Below is a set of records; print all of them exactly as written.
──────── RECORD SET
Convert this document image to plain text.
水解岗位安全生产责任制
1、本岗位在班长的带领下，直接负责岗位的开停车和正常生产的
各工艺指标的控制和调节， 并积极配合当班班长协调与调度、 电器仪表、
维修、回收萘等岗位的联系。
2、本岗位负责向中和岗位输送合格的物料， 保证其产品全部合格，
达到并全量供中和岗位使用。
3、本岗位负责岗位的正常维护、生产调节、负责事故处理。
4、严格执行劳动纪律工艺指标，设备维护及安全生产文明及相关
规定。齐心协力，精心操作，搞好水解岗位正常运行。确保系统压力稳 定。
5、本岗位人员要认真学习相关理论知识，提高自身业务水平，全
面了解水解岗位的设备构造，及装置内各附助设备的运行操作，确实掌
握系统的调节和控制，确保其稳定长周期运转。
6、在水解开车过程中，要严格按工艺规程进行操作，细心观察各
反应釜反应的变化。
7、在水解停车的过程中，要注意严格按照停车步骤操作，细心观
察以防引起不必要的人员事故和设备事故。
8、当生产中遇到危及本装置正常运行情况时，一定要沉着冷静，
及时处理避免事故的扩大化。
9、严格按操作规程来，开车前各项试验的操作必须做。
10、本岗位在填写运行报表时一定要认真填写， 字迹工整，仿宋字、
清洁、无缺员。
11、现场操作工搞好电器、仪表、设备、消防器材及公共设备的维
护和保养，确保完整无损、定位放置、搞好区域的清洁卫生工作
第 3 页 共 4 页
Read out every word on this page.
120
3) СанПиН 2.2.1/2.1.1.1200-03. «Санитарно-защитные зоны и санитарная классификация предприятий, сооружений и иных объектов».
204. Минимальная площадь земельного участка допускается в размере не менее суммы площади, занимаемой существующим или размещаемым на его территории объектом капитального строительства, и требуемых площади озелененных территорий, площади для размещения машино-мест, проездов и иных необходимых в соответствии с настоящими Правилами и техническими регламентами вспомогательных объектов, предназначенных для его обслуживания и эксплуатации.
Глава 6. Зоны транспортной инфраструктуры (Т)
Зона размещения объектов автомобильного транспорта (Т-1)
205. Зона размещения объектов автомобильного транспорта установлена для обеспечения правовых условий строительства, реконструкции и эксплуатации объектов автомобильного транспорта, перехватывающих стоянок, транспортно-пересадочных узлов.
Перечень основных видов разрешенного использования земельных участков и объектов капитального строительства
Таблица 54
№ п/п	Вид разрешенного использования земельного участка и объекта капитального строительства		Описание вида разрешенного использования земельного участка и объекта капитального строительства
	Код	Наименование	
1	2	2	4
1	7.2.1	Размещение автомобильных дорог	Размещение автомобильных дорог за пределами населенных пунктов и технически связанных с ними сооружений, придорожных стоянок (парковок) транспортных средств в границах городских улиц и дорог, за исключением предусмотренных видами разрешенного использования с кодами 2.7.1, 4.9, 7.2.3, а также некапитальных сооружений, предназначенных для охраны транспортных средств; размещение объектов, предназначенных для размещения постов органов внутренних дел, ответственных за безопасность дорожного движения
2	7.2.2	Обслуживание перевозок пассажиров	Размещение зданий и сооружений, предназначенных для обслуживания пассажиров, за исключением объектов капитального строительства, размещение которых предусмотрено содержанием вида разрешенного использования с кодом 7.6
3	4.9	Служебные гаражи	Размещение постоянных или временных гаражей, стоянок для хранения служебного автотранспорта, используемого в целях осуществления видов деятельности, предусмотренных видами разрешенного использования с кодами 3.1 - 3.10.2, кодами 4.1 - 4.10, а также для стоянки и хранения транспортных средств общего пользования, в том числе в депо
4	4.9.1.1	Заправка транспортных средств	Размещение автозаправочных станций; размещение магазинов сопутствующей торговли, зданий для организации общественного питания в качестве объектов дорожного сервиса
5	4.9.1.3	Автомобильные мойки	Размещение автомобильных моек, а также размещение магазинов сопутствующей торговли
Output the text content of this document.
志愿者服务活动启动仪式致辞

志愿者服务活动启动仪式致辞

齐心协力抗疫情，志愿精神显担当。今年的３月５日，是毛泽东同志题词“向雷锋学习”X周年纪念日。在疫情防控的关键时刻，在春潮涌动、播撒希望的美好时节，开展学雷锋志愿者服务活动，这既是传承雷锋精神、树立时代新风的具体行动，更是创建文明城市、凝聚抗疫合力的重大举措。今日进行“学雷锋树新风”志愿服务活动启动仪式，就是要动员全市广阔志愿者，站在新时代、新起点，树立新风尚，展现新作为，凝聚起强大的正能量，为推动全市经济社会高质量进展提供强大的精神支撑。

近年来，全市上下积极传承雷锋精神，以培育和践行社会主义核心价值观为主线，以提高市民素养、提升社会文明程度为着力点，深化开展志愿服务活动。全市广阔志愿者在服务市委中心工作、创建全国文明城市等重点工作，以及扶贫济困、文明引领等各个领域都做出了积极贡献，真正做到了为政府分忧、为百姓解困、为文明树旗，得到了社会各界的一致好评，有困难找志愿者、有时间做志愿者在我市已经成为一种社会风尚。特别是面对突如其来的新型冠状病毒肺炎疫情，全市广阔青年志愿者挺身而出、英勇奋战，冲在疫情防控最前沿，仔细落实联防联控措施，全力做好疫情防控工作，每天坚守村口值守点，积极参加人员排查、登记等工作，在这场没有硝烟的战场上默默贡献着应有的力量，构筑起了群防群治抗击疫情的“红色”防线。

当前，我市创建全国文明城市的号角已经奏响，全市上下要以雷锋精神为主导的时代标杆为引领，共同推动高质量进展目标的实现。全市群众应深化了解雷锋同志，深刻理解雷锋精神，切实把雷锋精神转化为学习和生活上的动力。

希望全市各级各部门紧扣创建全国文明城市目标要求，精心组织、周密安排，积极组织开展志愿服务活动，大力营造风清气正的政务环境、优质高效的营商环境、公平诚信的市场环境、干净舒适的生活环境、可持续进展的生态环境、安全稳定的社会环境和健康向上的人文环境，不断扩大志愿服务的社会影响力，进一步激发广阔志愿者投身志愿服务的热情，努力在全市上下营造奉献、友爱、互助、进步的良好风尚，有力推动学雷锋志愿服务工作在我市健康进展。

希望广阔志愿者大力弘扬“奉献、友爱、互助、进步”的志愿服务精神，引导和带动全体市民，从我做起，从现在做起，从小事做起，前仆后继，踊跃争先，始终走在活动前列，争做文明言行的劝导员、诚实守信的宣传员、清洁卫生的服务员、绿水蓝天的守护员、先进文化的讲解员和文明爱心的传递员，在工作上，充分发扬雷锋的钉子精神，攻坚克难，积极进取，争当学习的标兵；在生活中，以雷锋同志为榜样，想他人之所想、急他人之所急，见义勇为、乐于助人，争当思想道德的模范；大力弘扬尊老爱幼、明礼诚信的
────────────────
TASK ANSWER
Convert this document image to plain text.
水解岗位安全生产责任制
1、本岗位在班长的带领下，直接负责岗位的开停车和正常生产的
各工艺指标的控制和调节， 并积极配合当班班长协调与调度、 电器仪表、
维修、回收萘等岗位的联系。
2、本岗位负责向中和岗位输送合格的物料， 保证其产品全部合格，
达到并全量供中和岗位使用。
3、本岗位负责岗位的正常维护、生产调节、负责事故处理。
4、严格执行劳动纪律工艺指标，设备维护及安全生产文明及相关
规定。齐心协力，精心操作，搞好水解岗位正常运行。确保系统压力稳 定。
5、本岗位人员要认真学习相关理论知识，提高自身业务水平，全
面了解水解岗位的设备构造，及装置内各附助设备的运行操作，确实掌
握系统的调节和控制，确保其稳定长周期运转。
6、在水解开车过程中，要严格按工艺规程进行操作，细心观察各
反应釜反应的变化。
7、在水解停车的过程中，要注意严格按照停车步骤操作，细心观
察以防引起不必要的人员事故和设备事故。
8、当生产中遇到危及本装置正常运行情况时，一定要沉着冷静，
及时处理避免事故的扩大化。
9、严格按操作规程来，开车前各项试验的操作必须做。
10、本岗位在填写运行报表时一定要认真填写， 字迹工整，仿宋字、
清洁、无缺员。
11、现场操作工搞好电器、仪表、设备、消防器材及公共设备的维
护和保养，确保完整无损、定位放置、搞好区域的清洁卫生工作
第 3 页 共 4 页
Read out every word on this page.
120
3) СанПиН 2.2.1/2.1.1.1200-03. «Санитарно-защитные зоны и санитарная классификация предприятий, сооружений и иных объектов».
204. Минимальная площадь земельного участка допускается в размере не менее суммы площади, занимаемой существующим или размещаемым на его территории объектом капитального строительства, и требуемых площади озелененных территорий, площади для размещения машино-мест, проездов и иных необходимых в соответствии с настоящими Правилами и техническими регламентами вспомогательных объектов, предназначенных для его обслуживания и эксплуатации.
Глава 6. Зоны транспортной инфраструктуры (Т)
Зона размещения объектов автомобильного транспорта (Т-1)
205. Зона размещения объектов автомобильного транспорта установлена для обеспечения правовых условий строительства, реконструкции и эксплуатации объектов автомобильного транспорта, перехватывающих стоянок, транспортно-пересадочных узлов.
Перечень основных видов разрешенного использования земельных участков и объектов капитального строительства
Таблица 54
№ п/п	Вид разрешенного использования земельного участка и объекта капитального строительства		Описание вида разрешенного использования земельного участка и объекта капитального строительства
	Код	Наименование	
1	2	2	4
1	7.2.1	Размещение автомобильных дорог	Размещение автомобильных дорог за пределами населенных пунктов и технически связанных с ними сооружений, придорожных стоянок (парковок) транспортных средств в границах городских улиц и дорог, за исключением предусмотренных видами разрешенного использования с кодами 2.7.1, 4.9, 7.2.3, а также некапитальных сооружений, предназначенных для охраны транспортных средств; размещение объектов, предназначенных для размещения постов органов внутренних дел, ответственных за безопасность дорожного движения
2	7.2.2	Обслуживание перевозок пассажиров	Размещение зданий и сооружений, предназначенных для обслуживания пассажиров, за исключением объектов капитального строительства, размещение которых предусмотрено содержанием вида разрешенного использования с кодом 7.6
3	4.9	Служебные гаражи	Размещение постоянных или временных гаражей, стоянок для хранения служебного автотранспорта, используемого в целях осуществления видов деятельности, предусмотренных видами разрешенного использования с кодами 3.1 - 3.10.2, кодами 4.1 - 4.10, а также для стоянки и хранения транспортных средств общего пользования, в том числе в депо
4	4.9.1.1	Заправка транспортных средств	Размещение автозаправочных станций; размещение магазинов сопутствующей торговли, зданий для организации общественного питания в качестве объектов дорожного сервиса
5	4.9.1.3	Автомобильные мойки	Размещение автомобильных моек, а также размещение магазинов сопутствующей торговли
Output the text content of this document.
志愿者服务活动启动仪式致辞

志愿者服务活动启动仪式致辞

齐心协力抗疫情，志愿精神显担当。今年的３月５日，是毛泽东同志题词“向雷锋学习”X周年纪念日。在疫情防控的关键时刻，在春潮涌动、播撒希望的美好时节，开展学雷锋志愿者服务活动，这既是传承雷锋精神、树立时代新风的具体行动，更是创建文明城市、凝聚抗疫合力的重大举措。今日进行“学雷锋树新风”志愿服务活动启动仪式，就是要动员全市广阔志愿者，站在新时代、新起点，树立新风尚，展现新作为，凝聚起强大的正能量，为推动全市经济社会高质量进展提供强大的精神支撑。

近年来，全市上下积极传承雷锋精神，以培育和践行社会主义核心价值观为主线，以提高市民素养、提升社会文明程度为着力点，深化开展志愿服务活动。全市广阔志愿者在服务市委中心工作、创建全国文明城市等重点工作，以及扶贫济困、文明引领等各个领域都做出了积极贡献，真正做到了为政府分忧、为百姓解困、为文明树旗，得到了社会各界的一致好评，有困难找志愿者、有时间做志愿者在我市已经成为一种社会风尚。特别是面对突如其来的新型冠状病毒肺炎疫情，全市广阔青年志愿者挺身而出、英勇奋战，冲在疫情防控最前沿，仔细落实联防联控措施，全力做好疫情防控工作，每天坚守村口值守点，积极参加人员排查、登记等工作，在这场没有硝烟的战场上默默贡献着应有的力量，构筑起了群防群治抗击疫情的“红色”防线。

当前，我市创建全国文明城市的号角已经奏响，全市上下要以雷锋精神为主导的时代标杆为引领，共同推动高质量进展目标的实现。全市群众应深化了解雷锋同志，深刻理解雷锋精神，切实把雷锋精神转化为学习和生活上的动力。

希望全市各级各部门紧扣创建全国文明城市目标要求，精心组织、周密安排，积极组织开展志愿服务活动，大力营造风清气正的政务环境、优质高效的营商环境、公平诚信的市场环境、干净舒适的生活环境、可持续进展的生态环境、安全稳定的社会环境和健康向上的人文环境，不断扩大志愿服务的社会影响力，进一步激发广阔志愿者投身志愿服务的热情，努力在全市上下营造奉献、友爱、互助、进步的良好风尚，有力推动学雷锋志愿服务工作在我市健康进展。

希望广阔志愿者大力弘扬“奉献、友爱、互助、进步”的志愿服务精神，引导和带动全体市民，从我做起，从现在做起，从小事做起，前仆后继，踊跃争先，始终走在活动前列，争做文明言行的劝导员、诚实守信的宣传员、清洁卫生的服务员、绿水蓝天的守护员、先进文化的讲解员和文明爱心的传递员，在工作上，充分发扬雷锋的钉子精神，攻坚克难，积极进取，争当学习的标兵；在生活中，以雷锋同志为榜样，想他人之所想、急他人之所急，见义勇为、乐于助人，争当思想道德的模范；大力弘扬尊老爱幼、明礼诚信的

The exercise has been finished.